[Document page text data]
== Segment start ==

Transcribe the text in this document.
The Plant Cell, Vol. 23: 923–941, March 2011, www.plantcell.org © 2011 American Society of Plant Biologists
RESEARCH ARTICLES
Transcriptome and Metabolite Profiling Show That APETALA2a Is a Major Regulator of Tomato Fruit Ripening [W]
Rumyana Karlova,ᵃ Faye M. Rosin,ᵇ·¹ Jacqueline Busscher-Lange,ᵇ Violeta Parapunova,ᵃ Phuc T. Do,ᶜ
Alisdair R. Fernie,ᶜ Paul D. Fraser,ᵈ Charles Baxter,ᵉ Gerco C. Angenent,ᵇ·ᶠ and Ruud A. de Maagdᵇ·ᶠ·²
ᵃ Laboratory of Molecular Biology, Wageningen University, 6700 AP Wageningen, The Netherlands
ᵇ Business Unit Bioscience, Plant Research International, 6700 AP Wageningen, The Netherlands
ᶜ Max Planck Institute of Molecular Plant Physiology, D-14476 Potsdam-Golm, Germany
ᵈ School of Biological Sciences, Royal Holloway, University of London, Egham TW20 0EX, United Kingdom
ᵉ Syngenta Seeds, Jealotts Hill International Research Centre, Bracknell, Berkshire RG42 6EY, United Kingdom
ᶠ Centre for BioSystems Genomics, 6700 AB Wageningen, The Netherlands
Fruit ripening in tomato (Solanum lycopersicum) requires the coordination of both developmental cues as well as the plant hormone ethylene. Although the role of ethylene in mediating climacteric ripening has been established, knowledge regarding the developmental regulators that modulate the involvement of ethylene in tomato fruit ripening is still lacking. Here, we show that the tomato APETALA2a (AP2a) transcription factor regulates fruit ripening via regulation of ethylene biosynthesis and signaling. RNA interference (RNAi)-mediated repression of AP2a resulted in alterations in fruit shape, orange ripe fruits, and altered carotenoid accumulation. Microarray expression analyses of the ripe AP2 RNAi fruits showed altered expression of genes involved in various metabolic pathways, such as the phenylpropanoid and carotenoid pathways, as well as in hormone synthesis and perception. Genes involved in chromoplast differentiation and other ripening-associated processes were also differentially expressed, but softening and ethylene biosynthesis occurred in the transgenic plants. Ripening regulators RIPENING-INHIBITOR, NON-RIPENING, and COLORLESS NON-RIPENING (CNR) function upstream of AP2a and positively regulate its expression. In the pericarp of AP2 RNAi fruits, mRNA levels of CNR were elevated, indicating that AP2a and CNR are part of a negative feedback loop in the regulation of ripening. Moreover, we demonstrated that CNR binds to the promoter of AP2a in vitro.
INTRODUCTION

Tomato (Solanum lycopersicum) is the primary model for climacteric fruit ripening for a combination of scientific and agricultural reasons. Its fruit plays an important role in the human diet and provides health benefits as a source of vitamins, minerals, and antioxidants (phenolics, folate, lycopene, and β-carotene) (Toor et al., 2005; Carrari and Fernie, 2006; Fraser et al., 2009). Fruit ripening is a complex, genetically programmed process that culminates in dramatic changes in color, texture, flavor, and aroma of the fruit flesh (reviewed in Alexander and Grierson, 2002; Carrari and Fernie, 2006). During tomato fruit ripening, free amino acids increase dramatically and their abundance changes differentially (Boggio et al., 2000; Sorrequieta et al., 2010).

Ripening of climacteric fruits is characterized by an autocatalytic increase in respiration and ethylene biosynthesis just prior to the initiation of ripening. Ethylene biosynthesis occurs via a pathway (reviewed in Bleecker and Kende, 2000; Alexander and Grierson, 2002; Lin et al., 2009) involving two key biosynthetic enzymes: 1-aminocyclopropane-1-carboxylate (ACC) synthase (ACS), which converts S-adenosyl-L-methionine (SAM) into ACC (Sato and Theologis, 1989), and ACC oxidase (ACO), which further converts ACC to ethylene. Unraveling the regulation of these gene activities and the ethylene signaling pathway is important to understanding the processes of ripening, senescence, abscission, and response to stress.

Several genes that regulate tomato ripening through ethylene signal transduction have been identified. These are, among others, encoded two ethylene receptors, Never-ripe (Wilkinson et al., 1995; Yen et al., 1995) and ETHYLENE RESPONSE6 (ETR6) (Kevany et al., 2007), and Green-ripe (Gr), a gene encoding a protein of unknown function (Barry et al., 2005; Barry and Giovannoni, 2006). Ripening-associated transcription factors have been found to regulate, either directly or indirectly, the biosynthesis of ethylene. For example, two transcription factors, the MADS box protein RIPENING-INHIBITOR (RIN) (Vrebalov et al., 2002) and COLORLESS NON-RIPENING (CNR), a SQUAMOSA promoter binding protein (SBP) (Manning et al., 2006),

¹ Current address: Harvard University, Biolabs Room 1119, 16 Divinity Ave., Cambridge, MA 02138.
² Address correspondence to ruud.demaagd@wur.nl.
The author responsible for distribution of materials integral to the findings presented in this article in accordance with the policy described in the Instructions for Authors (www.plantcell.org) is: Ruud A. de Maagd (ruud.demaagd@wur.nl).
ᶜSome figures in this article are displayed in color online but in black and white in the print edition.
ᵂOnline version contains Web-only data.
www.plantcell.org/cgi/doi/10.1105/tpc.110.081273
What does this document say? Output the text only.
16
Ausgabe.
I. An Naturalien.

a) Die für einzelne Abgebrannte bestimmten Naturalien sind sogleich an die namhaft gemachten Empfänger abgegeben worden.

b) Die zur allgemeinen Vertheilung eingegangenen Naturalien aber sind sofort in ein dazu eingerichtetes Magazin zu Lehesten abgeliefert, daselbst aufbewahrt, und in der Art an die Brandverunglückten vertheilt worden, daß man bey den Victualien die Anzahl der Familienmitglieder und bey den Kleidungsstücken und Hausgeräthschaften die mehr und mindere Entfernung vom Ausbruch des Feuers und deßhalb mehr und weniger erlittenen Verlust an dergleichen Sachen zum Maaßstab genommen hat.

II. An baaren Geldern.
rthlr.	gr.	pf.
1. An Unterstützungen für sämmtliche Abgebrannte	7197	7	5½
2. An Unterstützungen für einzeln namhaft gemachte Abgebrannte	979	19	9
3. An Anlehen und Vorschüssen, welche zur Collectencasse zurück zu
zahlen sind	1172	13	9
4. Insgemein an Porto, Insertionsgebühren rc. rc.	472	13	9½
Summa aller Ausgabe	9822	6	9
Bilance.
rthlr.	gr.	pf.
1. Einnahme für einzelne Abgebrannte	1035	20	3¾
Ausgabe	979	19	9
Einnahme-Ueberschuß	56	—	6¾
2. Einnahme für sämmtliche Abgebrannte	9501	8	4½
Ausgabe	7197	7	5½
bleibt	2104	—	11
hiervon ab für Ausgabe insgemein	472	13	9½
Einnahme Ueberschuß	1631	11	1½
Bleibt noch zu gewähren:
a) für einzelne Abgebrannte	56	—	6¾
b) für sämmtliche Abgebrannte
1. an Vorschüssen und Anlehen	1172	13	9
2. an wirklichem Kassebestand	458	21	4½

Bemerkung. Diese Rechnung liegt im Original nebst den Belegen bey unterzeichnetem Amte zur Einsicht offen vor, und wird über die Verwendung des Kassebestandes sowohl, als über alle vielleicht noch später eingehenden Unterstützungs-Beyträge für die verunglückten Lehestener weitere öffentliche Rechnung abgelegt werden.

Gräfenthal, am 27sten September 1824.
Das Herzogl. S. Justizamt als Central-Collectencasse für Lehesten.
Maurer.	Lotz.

== Segment end ==

Go through the records above and copy each line exactly.

Transcribe the text in this document.
The Plant Cell, Vol. 23: 923–941, March 2011, www.plantcell.org © 2011 American Society of Plant Biologists
RESEARCH ARTICLES
Transcriptome and Metabolite Profiling Show That APETALA2a Is a Major Regulator of Tomato Fruit Ripening [W]
Rumyana Karlova,ᵃ Faye M. Rosin,ᵇ·¹ Jacqueline Busscher-Lange,ᵇ Violeta Parapunova,ᵃ Phuc T. Do,ᶜ
Alisdair R. Fernie,ᶜ Paul D. Fraser,ᵈ Charles Baxter,ᵉ Gerco C. Angenent,ᵇ·ᶠ and Ruud A. de Maagdᵇ·ᶠ·²
ᵃ Laboratory of Molecular Biology, Wageningen University, 6700 AP Wageningen, The Netherlands
ᵇ Business Unit Bioscience, Plant Research International, 6700 AP Wageningen, The Netherlands
ᶜ Max Planck Institute of Molecular Plant Physiology, D-14476 Potsdam-Golm, Germany
ᵈ School of Biological Sciences, Royal Holloway, University of London, Egham TW20 0EX, United Kingdom
ᵉ Syngenta Seeds, Jealotts Hill International Research Centre, Bracknell, Berkshire RG42 6EY, United Kingdom
ᶠ Centre for BioSystems Genomics, 6700 AB Wageningen, The Netherlands
Fruit ripening in tomato (Solanum lycopersicum) requires the coordination of both developmental cues as well as the plant hormone ethylene. Although the role of ethylene in mediating climacteric ripening has been established, knowledge regarding the developmental regulators that modulate the involvement of ethylene in tomato fruit ripening is still lacking. Here, we show that the tomato APETALA2a (AP2a) transcription factor regulates fruit ripening via regulation of ethylene biosynthesis and signaling. RNA interference (RNAi)-mediated repression of AP2a resulted in alterations in fruit shape, orange ripe fruits, and altered carotenoid accumulation. Microarray expression analyses of the ripe AP2 RNAi fruits showed altered expression of genes involved in various metabolic pathways, such as the phenylpropanoid and carotenoid pathways, as well as in hormone synthesis and perception. Genes involved in chromoplast differentiation and other ripening-associated processes were also differentially expressed, but softening and ethylene biosynthesis occurred in the transgenic plants. Ripening regulators RIPENING-INHIBITOR, NON-RIPENING, and COLORLESS NON-RIPENING (CNR) function upstream of AP2a and positively regulate its expression. In the pericarp of AP2 RNAi fruits, mRNA levels of CNR were elevated, indicating that AP2a and CNR are part of a negative feedback loop in the regulation of ripening. Moreover, we demonstrated that CNR binds to the promoter of AP2a in vitro.
INTRODUCTION

Tomato (Solanum lycopersicum) is the primary model for climacteric fruit ripening for a combination of scientific and agricultural reasons. Its fruit plays an important role in the human diet and provides health benefits as a source of vitamins, minerals, and antioxidants (phenolics, folate, lycopene, and β-carotene) (Toor et al., 2005; Carrari and Fernie, 2006; Fraser et al., 2009). Fruit ripening is a complex, genetically programmed process that culminates in dramatic changes in color, texture, flavor, and aroma of the fruit flesh (reviewed in Alexander and Grierson, 2002; Carrari and Fernie, 2006). During tomato fruit ripening, free amino acids increase dramatically and their abundance changes differentially (Boggio et al., 2000; Sorrequieta et al., 2010).

Ripening of climacteric fruits is characterized by an autocatalytic increase in respiration and ethylene biosynthesis just prior to the initiation of ripening. Ethylene biosynthesis occurs via a pathway (reviewed in Bleecker and Kende, 2000; Alexander and Grierson, 2002; Lin et al., 2009) involving two key biosynthetic enzymes: 1-aminocyclopropane-1-carboxylate (ACC) synthase (ACS), which converts S-adenosyl-L-methionine (SAM) into ACC (Sato and Theologis, 1989), and ACC oxidase (ACO), which further converts ACC to ethylene. Unraveling the regulation of these gene activities and the ethylene signaling pathway is important to understanding the processes of ripening, senescence, abscission, and response to stress.

Several genes that regulate tomato ripening through ethylene signal transduction have been identified. These are, among others, encoded two ethylene receptors, Never-ripe (Wilkinson et al., 1995; Yen et al., 1995) and ETHYLENE RESPONSE6 (ETR6) (Kevany et al., 2007), and Green-ripe (Gr), a gene encoding a protein of unknown function (Barry et al., 2005; Barry and Giovannoni, 2006). Ripening-associated transcription factors have been found to regulate, either directly or indirectly, the biosynthesis of ethylene. For example, two transcription factors, the MADS box protein RIPENING-INHIBITOR (RIN) (Vrebalov et al., 2002) and COLORLESS NON-RIPENING (CNR), a SQUAMOSA promoter binding protein (SBP) (Manning et al., 2006),

¹ Current address: Harvard University, Biolabs Room 1119, 16 Divinity Ave., Cambridge, MA 02138.
² Address correspondence to ruud.demaagd@wur.nl.
The author responsible for distribution of materials integral to the findings presented in this article in accordance with the policy described in the Instructions for Authors (www.plantcell.org) is: Ruud A. de Maagd (ruud.demaagd@wur.nl).
ᶜSome figures in this article are displayed in color online but in black and white in the print edition.
ᵂOnline version contains Web-only data.
www.plantcell.org/cgi/doi/10.1105/tpc.110.081273
What does this document say? Output the text only.
16
Ausgabe.
I. An Naturalien.

a) Die für einzelne Abgebrannte bestimmten Naturalien sind sogleich an die namhaft gemachten Empfänger abgegeben worden.

b) Die zur allgemeinen Vertheilung eingegangenen Naturalien aber sind sofort in ein dazu eingerichtetes Magazin zu Lehesten abgeliefert, daselbst aufbewahrt, und in der Art an die Brandverunglückten vertheilt worden, daß man bey den Victualien die Anzahl der Familienmitglieder und bey den Kleidungsstücken und Hausgeräthschaften die mehr und mindere Entfernung vom Ausbruch des Feuers und deßhalb mehr und weniger erlittenen Verlust an dergleichen Sachen zum Maaßstab genommen hat.

II. An baaren Geldern.
rthlr.	gr.	pf.
1. An Unterstützungen für sämmtliche Abgebrannte	7197	7	5½
2. An Unterstützungen für einzeln namhaft gemachte Abgebrannte	979	19	9
3. An Anlehen und Vorschüssen, welche zur Collectencasse zurück zu
zahlen sind	1172	13	9
4. Insgemein an Porto, Insertionsgebühren rc. rc.	472	13	9½
Summa aller Ausgabe	9822	6	9
Bilance.
rthlr.	gr.	pf.
1. Einnahme für einzelne Abgebrannte	1035	20	3¾
Ausgabe	979	19	9
Einnahme-Ueberschuß	56	—	6¾
2. Einnahme für sämmtliche Abgebrannte	9501	8	4½
Ausgabe	7197	7	5½
bleibt	2104	—	11
hiervon ab für Ausgabe insgemein	472	13	9½
Einnahme Ueberschuß	1631	11	1½
Bleibt noch zu gewähren:
a) für einzelne Abgebrannte	56	—	6¾
b) für sämmtliche Abgebrannte
1. an Vorschüssen und Anlehen	1172	13	9
2. an wirklichem Kassebestand	458	21	4½

Bemerkung. Diese Rechnung liegt im Original nebst den Belegen bey unterzeichnetem Amte zur Einsicht offen vor, und wird über die Verwendung des Kassebestandes sowohl, als über alle vielleicht noch später eingehenden Unterstützungs-Beyträge für die verunglückten Lehestener weitere öffentliche Rechnung abgelegt werden.

Gräfenthal, am 27sten September 1824.
Das Herzogl. S. Justizamt als Central-Collectencasse für Lehesten.
Maurer.	Lotz.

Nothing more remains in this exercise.